INSTRUCTIONS FOR THE TASK -> Give the number of lines in this listing that contain "голубей", with no other words.

Source records
· · · · ·

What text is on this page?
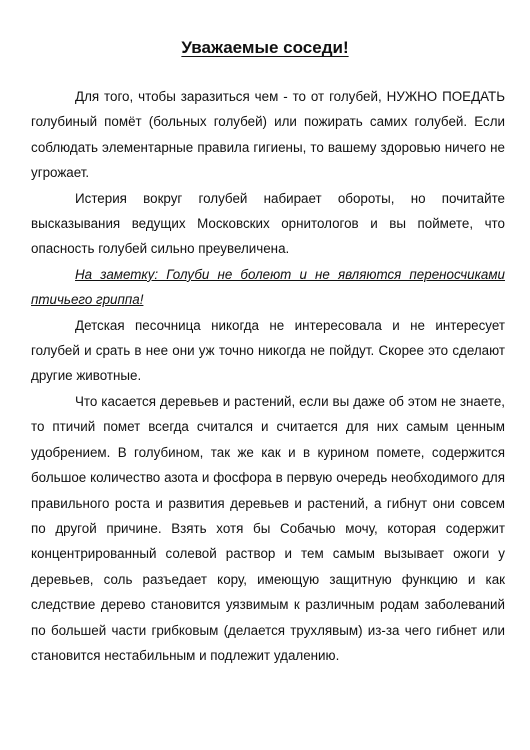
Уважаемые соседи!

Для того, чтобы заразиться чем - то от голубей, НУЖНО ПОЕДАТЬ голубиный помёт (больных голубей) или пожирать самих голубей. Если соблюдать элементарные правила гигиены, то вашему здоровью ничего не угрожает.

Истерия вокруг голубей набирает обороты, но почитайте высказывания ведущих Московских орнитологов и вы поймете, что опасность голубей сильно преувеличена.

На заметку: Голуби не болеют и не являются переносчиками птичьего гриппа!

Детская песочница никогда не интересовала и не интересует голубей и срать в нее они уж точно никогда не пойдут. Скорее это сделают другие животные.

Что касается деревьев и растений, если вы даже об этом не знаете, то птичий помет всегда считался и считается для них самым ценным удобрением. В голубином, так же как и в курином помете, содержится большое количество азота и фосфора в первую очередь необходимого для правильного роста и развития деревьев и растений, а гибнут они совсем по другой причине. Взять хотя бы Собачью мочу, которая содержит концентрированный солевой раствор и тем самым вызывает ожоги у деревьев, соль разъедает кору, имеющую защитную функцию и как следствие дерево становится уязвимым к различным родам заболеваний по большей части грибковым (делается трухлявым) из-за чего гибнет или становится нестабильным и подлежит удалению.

· · · · ·

TASK SOLUTION -> 3